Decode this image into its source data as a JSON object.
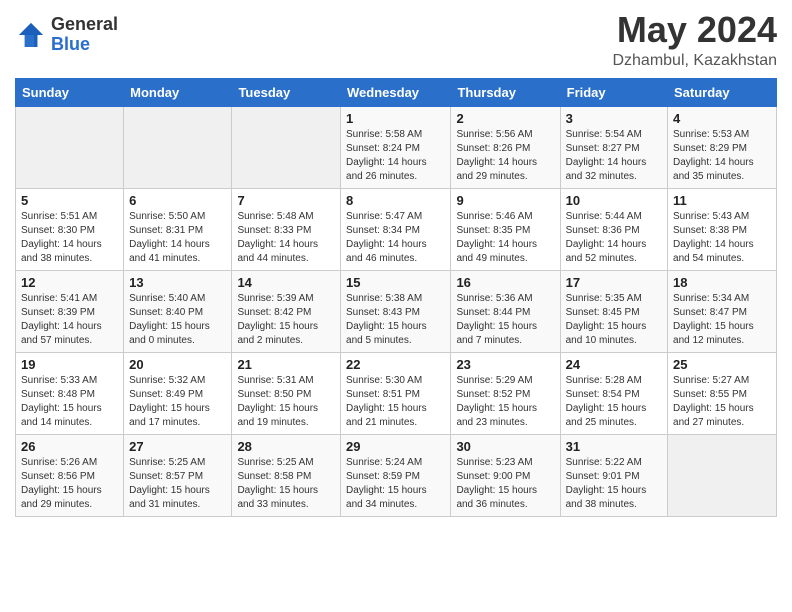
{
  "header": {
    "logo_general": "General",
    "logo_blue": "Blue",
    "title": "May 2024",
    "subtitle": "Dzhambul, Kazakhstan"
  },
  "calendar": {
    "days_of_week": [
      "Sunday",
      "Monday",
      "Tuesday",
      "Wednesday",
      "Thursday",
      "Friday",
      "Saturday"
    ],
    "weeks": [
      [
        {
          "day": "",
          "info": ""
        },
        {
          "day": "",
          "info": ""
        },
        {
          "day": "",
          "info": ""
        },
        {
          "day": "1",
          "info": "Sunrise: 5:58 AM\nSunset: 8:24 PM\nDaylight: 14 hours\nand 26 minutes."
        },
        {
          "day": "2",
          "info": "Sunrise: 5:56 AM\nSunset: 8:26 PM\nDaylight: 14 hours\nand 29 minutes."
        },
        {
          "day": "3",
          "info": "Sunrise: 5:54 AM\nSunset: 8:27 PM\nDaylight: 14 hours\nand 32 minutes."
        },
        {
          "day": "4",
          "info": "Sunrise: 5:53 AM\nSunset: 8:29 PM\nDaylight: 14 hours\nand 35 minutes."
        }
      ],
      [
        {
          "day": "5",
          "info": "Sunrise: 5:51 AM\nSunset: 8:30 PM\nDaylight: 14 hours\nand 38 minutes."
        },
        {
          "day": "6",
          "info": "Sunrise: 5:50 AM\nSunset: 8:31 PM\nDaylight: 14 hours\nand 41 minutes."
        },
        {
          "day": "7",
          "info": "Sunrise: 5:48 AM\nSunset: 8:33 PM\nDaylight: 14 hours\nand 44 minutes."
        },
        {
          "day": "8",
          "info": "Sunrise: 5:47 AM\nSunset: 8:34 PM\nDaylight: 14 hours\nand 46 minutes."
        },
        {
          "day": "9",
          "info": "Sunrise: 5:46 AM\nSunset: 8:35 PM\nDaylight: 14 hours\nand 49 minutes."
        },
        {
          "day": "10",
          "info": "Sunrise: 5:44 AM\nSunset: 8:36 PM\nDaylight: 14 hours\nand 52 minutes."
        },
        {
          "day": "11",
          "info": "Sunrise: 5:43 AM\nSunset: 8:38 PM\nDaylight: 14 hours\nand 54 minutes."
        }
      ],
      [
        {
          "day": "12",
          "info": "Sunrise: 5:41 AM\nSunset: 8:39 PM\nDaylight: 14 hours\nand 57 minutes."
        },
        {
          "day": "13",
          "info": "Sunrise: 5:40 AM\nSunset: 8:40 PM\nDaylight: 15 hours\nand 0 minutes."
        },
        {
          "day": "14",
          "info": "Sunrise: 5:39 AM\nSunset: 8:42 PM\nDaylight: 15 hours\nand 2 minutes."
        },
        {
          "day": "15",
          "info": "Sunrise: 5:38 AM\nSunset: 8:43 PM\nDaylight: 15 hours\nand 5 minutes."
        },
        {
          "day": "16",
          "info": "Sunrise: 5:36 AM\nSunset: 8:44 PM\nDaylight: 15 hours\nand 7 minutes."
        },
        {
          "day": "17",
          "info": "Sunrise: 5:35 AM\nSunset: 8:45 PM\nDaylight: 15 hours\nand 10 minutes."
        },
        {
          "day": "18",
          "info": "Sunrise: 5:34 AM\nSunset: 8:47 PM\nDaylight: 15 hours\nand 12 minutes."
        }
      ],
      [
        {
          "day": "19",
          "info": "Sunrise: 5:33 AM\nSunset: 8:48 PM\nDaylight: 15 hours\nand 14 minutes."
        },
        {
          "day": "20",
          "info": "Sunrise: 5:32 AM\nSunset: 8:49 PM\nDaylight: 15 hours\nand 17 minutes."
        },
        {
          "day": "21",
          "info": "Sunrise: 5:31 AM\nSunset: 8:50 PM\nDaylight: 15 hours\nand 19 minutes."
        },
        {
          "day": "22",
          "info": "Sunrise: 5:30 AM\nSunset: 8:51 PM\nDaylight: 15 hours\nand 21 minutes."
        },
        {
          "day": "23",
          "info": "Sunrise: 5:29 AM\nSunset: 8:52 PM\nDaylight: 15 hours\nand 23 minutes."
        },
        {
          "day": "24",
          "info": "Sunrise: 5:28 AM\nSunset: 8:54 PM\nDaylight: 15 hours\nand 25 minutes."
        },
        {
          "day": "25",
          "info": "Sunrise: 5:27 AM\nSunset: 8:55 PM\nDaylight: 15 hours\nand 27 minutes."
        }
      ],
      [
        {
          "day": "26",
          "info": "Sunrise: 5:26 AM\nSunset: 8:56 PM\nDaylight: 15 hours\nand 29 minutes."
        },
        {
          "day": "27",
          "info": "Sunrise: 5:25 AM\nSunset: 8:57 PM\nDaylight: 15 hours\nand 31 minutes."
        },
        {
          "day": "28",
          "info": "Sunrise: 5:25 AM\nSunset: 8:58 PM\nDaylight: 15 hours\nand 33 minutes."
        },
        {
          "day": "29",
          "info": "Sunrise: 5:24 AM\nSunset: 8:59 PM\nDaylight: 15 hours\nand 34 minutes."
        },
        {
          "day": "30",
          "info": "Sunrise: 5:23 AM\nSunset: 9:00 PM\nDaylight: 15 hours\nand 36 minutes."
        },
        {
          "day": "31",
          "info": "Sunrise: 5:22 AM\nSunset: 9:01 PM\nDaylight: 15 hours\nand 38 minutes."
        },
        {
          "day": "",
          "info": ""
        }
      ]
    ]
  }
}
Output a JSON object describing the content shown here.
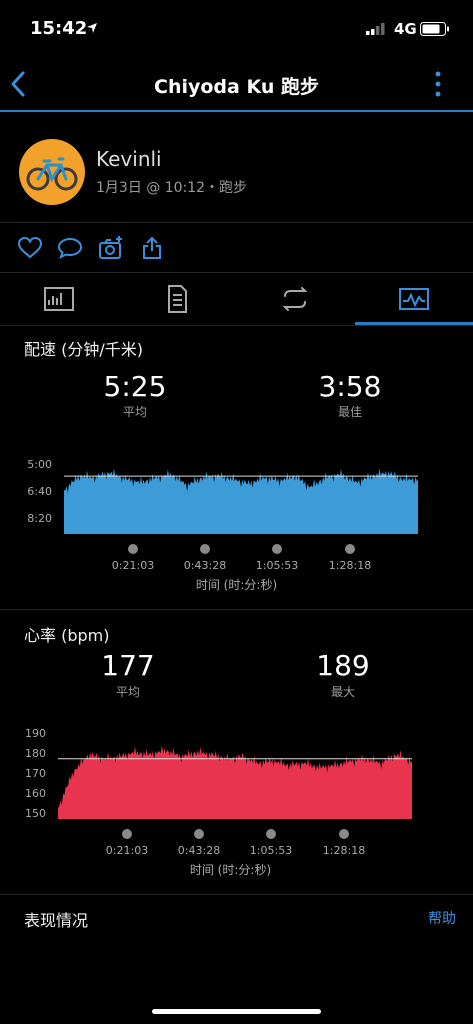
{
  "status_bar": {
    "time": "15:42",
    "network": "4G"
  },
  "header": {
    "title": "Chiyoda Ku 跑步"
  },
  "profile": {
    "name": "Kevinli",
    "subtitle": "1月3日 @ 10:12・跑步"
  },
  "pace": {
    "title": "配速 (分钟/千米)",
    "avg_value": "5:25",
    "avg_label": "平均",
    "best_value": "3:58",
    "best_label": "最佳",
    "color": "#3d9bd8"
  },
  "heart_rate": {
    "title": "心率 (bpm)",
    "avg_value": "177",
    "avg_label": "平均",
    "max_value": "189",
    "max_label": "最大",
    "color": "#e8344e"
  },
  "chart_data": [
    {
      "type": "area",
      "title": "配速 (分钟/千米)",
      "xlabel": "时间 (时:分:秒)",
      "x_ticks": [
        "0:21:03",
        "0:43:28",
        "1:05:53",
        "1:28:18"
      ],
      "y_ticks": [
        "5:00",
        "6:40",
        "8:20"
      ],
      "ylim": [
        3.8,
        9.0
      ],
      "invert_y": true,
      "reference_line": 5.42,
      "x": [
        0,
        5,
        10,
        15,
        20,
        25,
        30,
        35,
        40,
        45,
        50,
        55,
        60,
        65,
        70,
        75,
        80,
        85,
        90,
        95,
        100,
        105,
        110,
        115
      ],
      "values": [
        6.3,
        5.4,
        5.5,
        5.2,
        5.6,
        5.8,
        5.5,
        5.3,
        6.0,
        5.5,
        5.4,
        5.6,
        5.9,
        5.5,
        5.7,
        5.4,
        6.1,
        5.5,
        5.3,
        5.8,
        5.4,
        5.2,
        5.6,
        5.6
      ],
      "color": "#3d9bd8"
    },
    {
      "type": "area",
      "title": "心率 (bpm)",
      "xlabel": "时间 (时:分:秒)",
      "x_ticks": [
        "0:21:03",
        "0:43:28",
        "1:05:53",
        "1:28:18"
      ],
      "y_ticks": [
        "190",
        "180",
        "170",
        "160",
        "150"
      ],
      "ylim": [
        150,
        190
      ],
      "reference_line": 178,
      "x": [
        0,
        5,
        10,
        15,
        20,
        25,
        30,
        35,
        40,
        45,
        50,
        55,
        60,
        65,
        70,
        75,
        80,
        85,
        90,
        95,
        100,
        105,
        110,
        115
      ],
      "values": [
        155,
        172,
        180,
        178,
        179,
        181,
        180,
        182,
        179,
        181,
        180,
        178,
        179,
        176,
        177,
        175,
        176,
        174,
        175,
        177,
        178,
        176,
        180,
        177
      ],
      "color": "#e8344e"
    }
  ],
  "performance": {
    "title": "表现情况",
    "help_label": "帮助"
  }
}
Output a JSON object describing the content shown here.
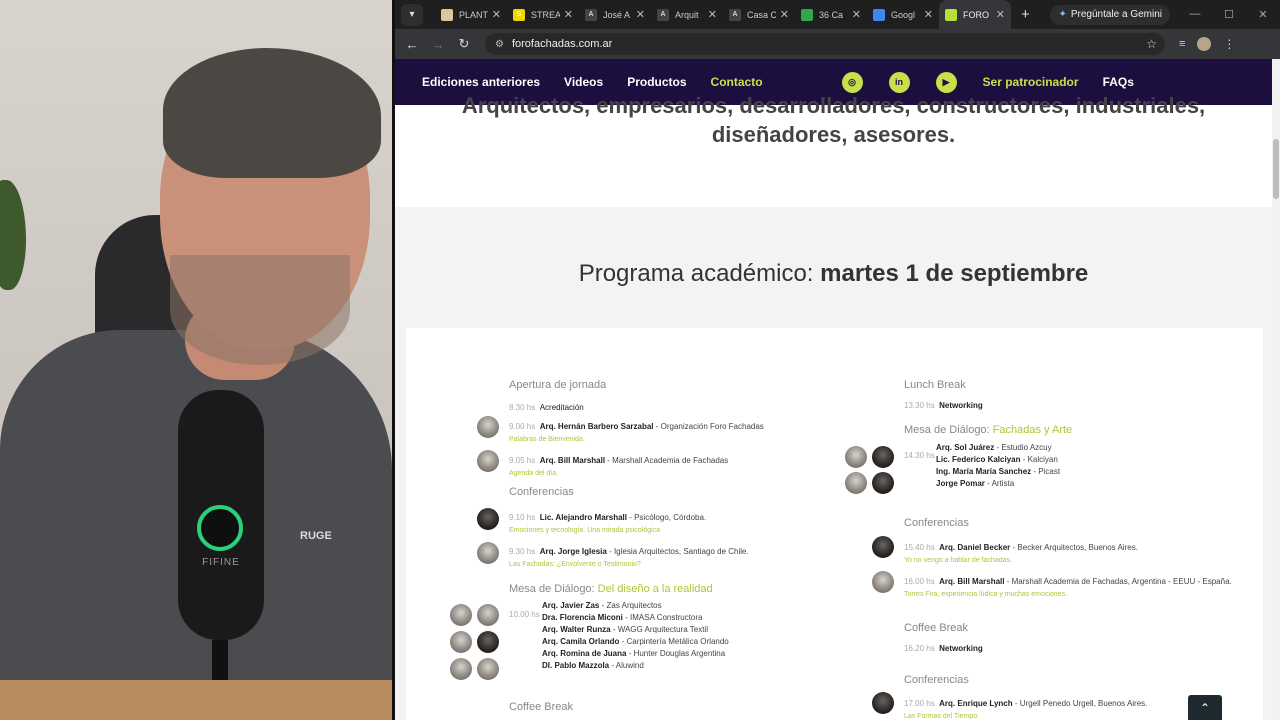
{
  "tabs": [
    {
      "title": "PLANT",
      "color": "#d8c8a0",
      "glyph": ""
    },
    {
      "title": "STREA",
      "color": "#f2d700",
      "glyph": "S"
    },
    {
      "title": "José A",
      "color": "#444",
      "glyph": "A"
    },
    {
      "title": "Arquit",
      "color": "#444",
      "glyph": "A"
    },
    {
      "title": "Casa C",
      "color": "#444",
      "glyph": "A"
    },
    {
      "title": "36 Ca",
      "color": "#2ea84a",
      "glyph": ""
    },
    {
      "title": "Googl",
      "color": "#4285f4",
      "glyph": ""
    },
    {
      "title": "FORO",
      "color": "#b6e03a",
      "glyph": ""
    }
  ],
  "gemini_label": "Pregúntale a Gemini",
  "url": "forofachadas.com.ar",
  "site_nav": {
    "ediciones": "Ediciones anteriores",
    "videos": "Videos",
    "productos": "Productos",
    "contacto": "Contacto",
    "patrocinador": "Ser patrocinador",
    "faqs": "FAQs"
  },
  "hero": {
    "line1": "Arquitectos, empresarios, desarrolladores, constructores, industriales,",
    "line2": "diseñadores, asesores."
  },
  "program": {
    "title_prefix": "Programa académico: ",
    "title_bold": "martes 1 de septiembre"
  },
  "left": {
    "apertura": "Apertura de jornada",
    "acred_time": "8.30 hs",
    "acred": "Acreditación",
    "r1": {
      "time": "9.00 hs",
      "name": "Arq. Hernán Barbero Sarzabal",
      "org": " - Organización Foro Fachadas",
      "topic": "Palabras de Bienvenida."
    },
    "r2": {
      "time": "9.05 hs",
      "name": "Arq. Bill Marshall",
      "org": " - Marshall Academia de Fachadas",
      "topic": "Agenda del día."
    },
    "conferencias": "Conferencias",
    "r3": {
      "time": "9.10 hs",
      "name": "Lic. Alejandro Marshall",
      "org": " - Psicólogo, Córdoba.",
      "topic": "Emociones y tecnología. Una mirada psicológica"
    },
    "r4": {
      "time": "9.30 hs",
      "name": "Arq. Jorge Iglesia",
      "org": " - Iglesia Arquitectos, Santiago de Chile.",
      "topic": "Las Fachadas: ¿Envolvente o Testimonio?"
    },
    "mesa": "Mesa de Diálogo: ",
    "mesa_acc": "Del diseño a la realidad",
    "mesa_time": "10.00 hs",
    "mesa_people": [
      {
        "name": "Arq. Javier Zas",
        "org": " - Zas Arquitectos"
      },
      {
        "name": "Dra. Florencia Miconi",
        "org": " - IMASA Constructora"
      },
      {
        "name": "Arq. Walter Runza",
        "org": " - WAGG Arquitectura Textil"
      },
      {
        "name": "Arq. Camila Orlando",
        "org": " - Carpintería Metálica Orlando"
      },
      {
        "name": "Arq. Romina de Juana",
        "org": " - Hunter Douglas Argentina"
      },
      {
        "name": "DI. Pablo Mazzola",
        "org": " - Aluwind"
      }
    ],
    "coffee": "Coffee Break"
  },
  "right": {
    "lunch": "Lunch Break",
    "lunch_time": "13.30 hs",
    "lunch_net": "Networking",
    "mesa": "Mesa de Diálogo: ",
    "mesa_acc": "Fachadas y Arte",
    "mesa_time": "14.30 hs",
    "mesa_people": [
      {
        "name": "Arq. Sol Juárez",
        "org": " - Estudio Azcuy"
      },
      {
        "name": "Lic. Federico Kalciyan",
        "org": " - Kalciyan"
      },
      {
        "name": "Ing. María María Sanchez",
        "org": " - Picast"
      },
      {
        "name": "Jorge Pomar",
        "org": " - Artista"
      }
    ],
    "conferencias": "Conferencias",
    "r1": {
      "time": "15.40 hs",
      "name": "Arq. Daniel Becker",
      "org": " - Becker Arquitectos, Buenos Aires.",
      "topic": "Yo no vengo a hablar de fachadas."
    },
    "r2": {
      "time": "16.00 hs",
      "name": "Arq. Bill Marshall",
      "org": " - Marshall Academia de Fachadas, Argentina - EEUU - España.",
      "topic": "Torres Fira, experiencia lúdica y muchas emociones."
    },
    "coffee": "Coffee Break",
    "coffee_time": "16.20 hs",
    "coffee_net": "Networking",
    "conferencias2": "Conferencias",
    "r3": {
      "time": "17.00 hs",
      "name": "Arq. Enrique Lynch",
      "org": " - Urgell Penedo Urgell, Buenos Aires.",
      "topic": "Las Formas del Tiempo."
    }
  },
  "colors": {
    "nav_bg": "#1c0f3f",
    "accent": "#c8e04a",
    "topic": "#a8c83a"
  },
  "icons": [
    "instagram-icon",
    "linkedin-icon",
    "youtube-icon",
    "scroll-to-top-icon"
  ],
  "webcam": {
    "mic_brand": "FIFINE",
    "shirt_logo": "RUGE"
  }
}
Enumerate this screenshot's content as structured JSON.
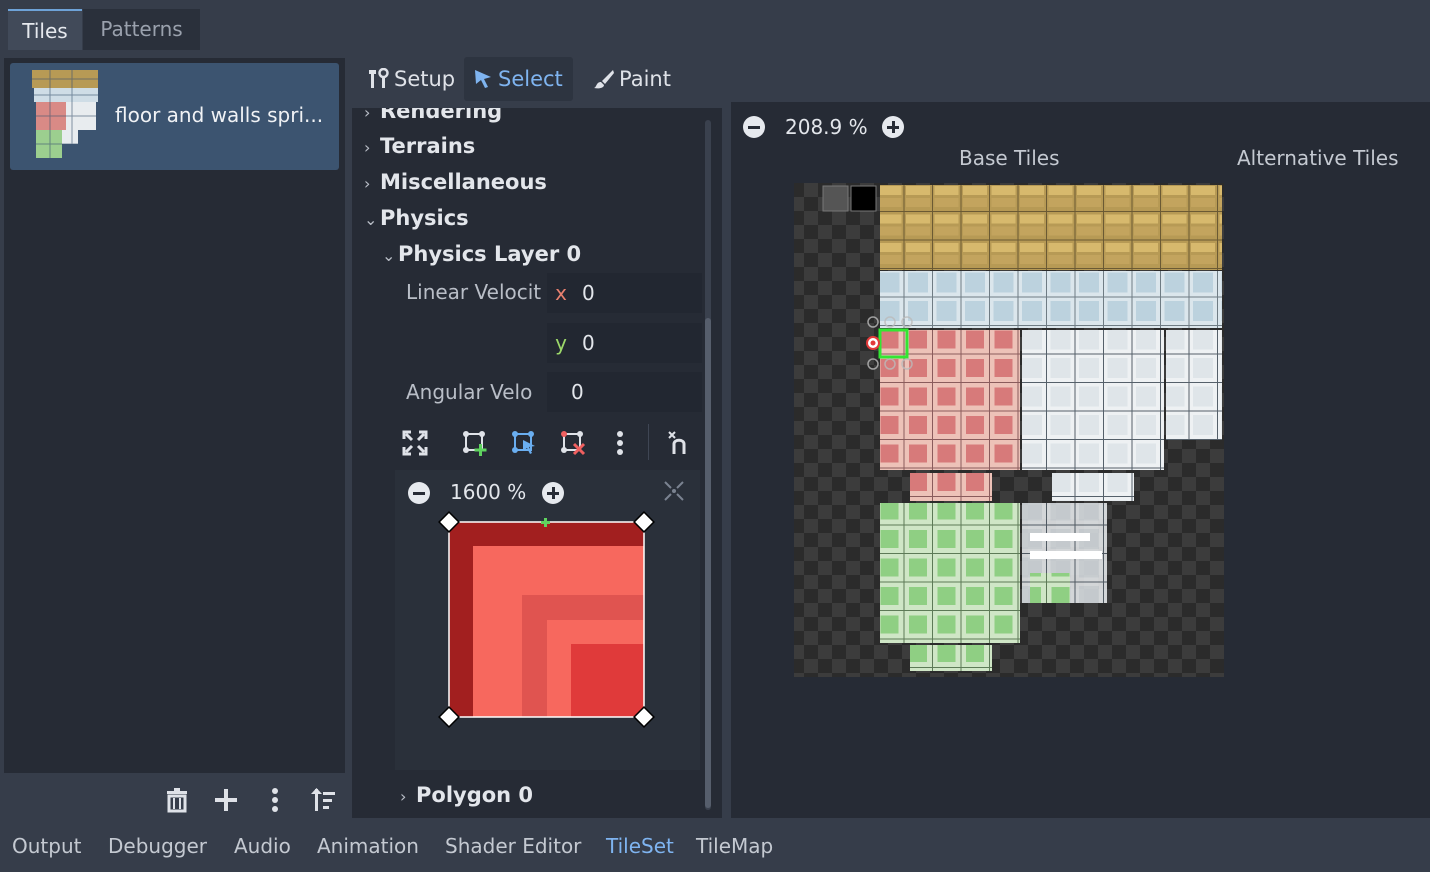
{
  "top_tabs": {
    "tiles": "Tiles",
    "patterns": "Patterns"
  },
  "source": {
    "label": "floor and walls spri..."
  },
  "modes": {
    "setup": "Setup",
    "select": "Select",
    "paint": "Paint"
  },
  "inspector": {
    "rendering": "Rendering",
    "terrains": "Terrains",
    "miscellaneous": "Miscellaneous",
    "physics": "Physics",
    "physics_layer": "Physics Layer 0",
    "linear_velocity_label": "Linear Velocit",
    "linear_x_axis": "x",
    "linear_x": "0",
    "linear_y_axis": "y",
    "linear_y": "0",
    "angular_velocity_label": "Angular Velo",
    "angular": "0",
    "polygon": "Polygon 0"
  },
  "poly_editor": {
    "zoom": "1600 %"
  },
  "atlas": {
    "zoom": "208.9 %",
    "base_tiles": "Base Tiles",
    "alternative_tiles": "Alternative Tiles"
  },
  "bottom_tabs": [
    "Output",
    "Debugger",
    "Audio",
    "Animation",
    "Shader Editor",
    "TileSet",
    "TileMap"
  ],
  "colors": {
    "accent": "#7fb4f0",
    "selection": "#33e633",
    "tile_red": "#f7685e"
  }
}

- - - - -

Using the records above, gather all lines where the string "Jorge" is present.

* Output of the task *
      "name": "Arq. Jorge Iglesia",
        "name": "Jorge Pomar",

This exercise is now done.